◆ **RECORDS SUPPLIED**:
§ §

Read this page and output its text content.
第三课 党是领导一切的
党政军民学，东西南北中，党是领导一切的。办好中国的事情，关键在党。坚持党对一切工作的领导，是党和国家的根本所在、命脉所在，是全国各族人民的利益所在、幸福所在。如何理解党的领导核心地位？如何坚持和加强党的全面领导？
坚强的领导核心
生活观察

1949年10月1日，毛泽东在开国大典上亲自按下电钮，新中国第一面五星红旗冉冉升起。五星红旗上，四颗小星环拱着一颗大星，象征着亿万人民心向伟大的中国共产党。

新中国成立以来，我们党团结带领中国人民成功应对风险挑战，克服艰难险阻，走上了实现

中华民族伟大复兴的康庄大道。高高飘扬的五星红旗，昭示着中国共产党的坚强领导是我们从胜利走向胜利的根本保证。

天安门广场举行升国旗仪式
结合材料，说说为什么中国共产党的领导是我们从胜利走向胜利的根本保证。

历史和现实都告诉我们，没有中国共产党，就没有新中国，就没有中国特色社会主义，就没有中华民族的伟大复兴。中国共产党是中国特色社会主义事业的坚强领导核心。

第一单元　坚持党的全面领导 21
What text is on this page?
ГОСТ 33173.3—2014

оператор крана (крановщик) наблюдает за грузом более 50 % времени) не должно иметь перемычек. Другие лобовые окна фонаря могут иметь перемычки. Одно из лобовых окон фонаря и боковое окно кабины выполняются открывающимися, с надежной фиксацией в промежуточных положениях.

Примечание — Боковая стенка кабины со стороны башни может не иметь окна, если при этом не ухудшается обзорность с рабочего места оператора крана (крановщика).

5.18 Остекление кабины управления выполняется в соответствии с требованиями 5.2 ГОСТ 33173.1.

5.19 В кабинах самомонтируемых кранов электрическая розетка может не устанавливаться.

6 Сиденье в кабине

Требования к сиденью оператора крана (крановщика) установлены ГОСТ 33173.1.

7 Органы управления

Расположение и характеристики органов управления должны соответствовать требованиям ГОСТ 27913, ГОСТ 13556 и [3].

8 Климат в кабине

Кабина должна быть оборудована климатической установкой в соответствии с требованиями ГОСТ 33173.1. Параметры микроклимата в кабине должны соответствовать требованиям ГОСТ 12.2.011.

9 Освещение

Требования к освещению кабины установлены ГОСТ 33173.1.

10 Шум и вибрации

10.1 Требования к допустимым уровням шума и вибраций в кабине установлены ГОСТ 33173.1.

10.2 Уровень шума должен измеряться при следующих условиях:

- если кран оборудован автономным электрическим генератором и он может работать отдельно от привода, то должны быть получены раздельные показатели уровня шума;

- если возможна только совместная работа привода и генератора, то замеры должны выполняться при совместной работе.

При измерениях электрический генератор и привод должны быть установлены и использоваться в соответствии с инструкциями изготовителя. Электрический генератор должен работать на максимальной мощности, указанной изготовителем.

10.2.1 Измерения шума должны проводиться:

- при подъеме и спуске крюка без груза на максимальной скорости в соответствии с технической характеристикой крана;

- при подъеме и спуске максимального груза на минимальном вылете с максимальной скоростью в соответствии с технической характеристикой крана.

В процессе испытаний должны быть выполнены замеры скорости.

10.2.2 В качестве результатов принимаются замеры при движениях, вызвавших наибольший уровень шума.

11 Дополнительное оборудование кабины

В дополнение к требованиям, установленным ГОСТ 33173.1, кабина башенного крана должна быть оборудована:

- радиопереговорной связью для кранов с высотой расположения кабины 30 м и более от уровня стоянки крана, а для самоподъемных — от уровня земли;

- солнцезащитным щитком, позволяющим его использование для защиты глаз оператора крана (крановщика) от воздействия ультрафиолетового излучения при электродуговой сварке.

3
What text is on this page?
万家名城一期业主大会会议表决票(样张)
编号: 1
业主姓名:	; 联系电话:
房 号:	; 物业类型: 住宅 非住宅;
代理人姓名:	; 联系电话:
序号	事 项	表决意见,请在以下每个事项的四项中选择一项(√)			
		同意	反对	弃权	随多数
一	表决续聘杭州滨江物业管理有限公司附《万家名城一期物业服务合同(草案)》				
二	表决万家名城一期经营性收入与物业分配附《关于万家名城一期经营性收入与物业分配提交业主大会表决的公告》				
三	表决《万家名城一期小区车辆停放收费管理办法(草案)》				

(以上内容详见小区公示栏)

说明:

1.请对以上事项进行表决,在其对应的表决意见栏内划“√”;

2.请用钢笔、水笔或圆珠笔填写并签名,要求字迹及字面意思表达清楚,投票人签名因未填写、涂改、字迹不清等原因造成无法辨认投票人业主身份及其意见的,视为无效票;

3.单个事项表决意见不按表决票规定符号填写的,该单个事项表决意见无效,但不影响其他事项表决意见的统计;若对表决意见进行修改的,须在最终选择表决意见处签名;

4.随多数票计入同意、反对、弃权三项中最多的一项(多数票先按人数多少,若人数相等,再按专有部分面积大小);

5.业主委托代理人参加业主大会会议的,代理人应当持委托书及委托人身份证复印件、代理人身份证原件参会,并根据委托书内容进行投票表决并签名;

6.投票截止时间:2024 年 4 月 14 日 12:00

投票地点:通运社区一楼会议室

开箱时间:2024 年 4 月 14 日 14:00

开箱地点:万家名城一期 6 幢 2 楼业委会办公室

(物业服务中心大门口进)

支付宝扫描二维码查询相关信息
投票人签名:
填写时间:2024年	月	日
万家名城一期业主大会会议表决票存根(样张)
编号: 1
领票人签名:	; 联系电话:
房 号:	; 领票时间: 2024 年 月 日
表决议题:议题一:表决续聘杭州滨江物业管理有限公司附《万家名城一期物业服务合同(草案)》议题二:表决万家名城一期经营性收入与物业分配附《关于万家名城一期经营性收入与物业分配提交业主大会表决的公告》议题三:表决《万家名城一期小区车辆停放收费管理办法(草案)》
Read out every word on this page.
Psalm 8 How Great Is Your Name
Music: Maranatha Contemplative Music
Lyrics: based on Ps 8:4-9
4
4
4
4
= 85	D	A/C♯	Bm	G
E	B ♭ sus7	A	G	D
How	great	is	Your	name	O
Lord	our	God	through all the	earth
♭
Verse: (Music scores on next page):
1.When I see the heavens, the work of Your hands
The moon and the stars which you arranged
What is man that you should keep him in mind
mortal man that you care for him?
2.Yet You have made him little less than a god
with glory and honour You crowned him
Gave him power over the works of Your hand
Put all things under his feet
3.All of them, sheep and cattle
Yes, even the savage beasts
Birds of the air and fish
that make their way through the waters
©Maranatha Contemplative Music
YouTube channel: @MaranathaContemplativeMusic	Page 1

§ §

◆ **BRIEF**:
Each entry above is to be printed again exactly.

◆ **EXERCISE RESPONSE**:
Read this page and output its text content.
第三课 党是领导一切的
党政军民学，东西南北中，党是领导一切的。办好中国的事情，关键在党。坚持党对一切工作的领导，是党和国家的根本所在、命脉所在，是全国各族人民的利益所在、幸福所在。如何理解党的领导核心地位？如何坚持和加强党的全面领导？
坚强的领导核心
生活观察

1949年10月1日，毛泽东在开国大典上亲自按下电钮，新中国第一面五星红旗冉冉升起。五星红旗上，四颗小星环拱着一颗大星，象征着亿万人民心向伟大的中国共产党。

新中国成立以来，我们党团结带领中国人民成功应对风险挑战，克服艰难险阻，走上了实现

中华民族伟大复兴的康庄大道。高高飘扬的五星红旗，昭示着中国共产党的坚强领导是我们从胜利走向胜利的根本保证。

天安门广场举行升国旗仪式
结合材料，说说为什么中国共产党的领导是我们从胜利走向胜利的根本保证。

历史和现实都告诉我们，没有中国共产党，就没有新中国，就没有中国特色社会主义，就没有中华民族的伟大复兴。中国共产党是中国特色社会主义事业的坚强领导核心。

第一单元　坚持党的全面领导 21
What text is on this page?
ГОСТ 33173.3—2014

оператор крана (крановщик) наблюдает за грузом более 50 % времени) не должно иметь перемычек. Другие лобовые окна фонаря могут иметь перемычки. Одно из лобовых окон фонаря и боковое окно кабины выполняются открывающимися, с надежной фиксацией в промежуточных положениях.

Примечание — Боковая стенка кабины со стороны башни может не иметь окна, если при этом не ухудшается обзорность с рабочего места оператора крана (крановщика).

5.18 Остекление кабины управления выполняется в соответствии с требованиями 5.2 ГОСТ 33173.1.

5.19 В кабинах самомонтируемых кранов электрическая розетка может не устанавливаться.

6 Сиденье в кабине

Требования к сиденью оператора крана (крановщика) установлены ГОСТ 33173.1.

7 Органы управления

Расположение и характеристики органов управления должны соответствовать требованиям ГОСТ 27913, ГОСТ 13556 и [3].

8 Климат в кабине

Кабина должна быть оборудована климатической установкой в соответствии с требованиями ГОСТ 33173.1. Параметры микроклимата в кабине должны соответствовать требованиям ГОСТ 12.2.011.

9 Освещение

Требования к освещению кабины установлены ГОСТ 33173.1.

10 Шум и вибрации

10.1 Требования к допустимым уровням шума и вибраций в кабине установлены ГОСТ 33173.1.

10.2 Уровень шума должен измеряться при следующих условиях:

- если кран оборудован автономным электрическим генератором и он может работать отдельно от привода, то должны быть получены раздельные показатели уровня шума;

- если возможна только совместная работа привода и генератора, то замеры должны выполняться при совместной работе.

При измерениях электрический генератор и привод должны быть установлены и использоваться в соответствии с инструкциями изготовителя. Электрический генератор должен работать на максимальной мощности, указанной изготовителем.

10.2.1 Измерения шума должны проводиться:

- при подъеме и спуске крюка без груза на максимальной скорости в соответствии с технической характеристикой крана;

- при подъеме и спуске максимального груза на минимальном вылете с максимальной скоростью в соответствии с технической характеристикой крана.

В процессе испытаний должны быть выполнены замеры скорости.

10.2.2 В качестве результатов принимаются замеры при движениях, вызвавших наибольший уровень шума.

11 Дополнительное оборудование кабины

В дополнение к требованиям, установленным ГОСТ 33173.1, кабина башенного крана должна быть оборудована:

- радиопереговорной связью для кранов с высотой расположения кабины 30 м и более от уровня стоянки крана, а для самоподъемных — от уровня земли;

- солнцезащитным щитком, позволяющим его использование для защиты глаз оператора крана (крановщика) от воздействия ультрафиолетового излучения при электродуговой сварке.

3
What text is on this page?
万家名城一期业主大会会议表决票(样张)
编号: 1
业主姓名:	; 联系电话:
房 号:	; 物业类型: 住宅 非住宅;
代理人姓名:	; 联系电话:
序号	事 项	表决意见,请在以下每个事项的四项中选择一项(√)			
		同意	反对	弃权	随多数
一	表决续聘杭州滨江物业管理有限公司附《万家名城一期物业服务合同(草案)》				
二	表决万家名城一期经营性收入与物业分配附《关于万家名城一期经营性收入与物业分配提交业主大会表决的公告》				
三	表决《万家名城一期小区车辆停放收费管理办法(草案)》				

(以上内容详见小区公示栏)

说明:

1.请对以上事项进行表决,在其对应的表决意见栏内划“√”;

2.请用钢笔、水笔或圆珠笔填写并签名,要求字迹及字面意思表达清楚,投票人签名因未填写、涂改、字迹不清等原因造成无法辨认投票人业主身份及其意见的,视为无效票;

3.单个事项表决意见不按表决票规定符号填写的,该单个事项表决意见无效,但不影响其他事项表决意见的统计;若对表决意见进行修改的,须在最终选择表决意见处签名;

4.随多数票计入同意、反对、弃权三项中最多的一项(多数票先按人数多少,若人数相等,再按专有部分面积大小);

5.业主委托代理人参加业主大会会议的,代理人应当持委托书及委托人身份证复印件、代理人身份证原件参会,并根据委托书内容进行投票表决并签名;

6.投票截止时间:2024 年 4 月 14 日 12:00

投票地点:通运社区一楼会议室

开箱时间:2024 年 4 月 14 日 14:00

开箱地点:万家名城一期 6 幢 2 楼业委会办公室

(物业服务中心大门口进)

支付宝扫描二维码查询相关信息
投票人签名:
填写时间:2024年	月	日
万家名城一期业主大会会议表决票存根(样张)
编号: 1
领票人签名:	; 联系电话:
房 号:	; 领票时间: 2024 年 月 日
表决议题:议题一:表决续聘杭州滨江物业管理有限公司附《万家名城一期物业服务合同(草案)》议题二:表决万家名城一期经营性收入与物业分配附《关于万家名城一期经营性收入与物业分配提交业主大会表决的公告》议题三:表决《万家名城一期小区车辆停放收费管理办法(草案)》
Read out every word on this page.
Psalm 8 How Great Is Your Name
Music: Maranatha Contemplative Music
Lyrics: based on Ps 8:4-9
4
4
4
4
= 85	D	A/C♯	Bm	G
E	B ♭ sus7	A	G	D
How	great	is	Your	name	O
Lord	our	God	through all the	earth
♭
Verse: (Music scores on next page):
1.When I see the heavens, the work of Your hands
The moon and the stars which you arranged
What is man that you should keep him in mind
mortal man that you care for him?
2.Yet You have made him little less than a god
with glory and honour You crowned him
Gave him power over the works of Your hand
Put all things under his feet
3.All of them, sheep and cattle
Yes, even the savage beasts
Birds of the air and fish
that make their way through the waters
©Maranatha Contemplative Music
YouTube channel: @MaranathaContemplativeMusic	Page 1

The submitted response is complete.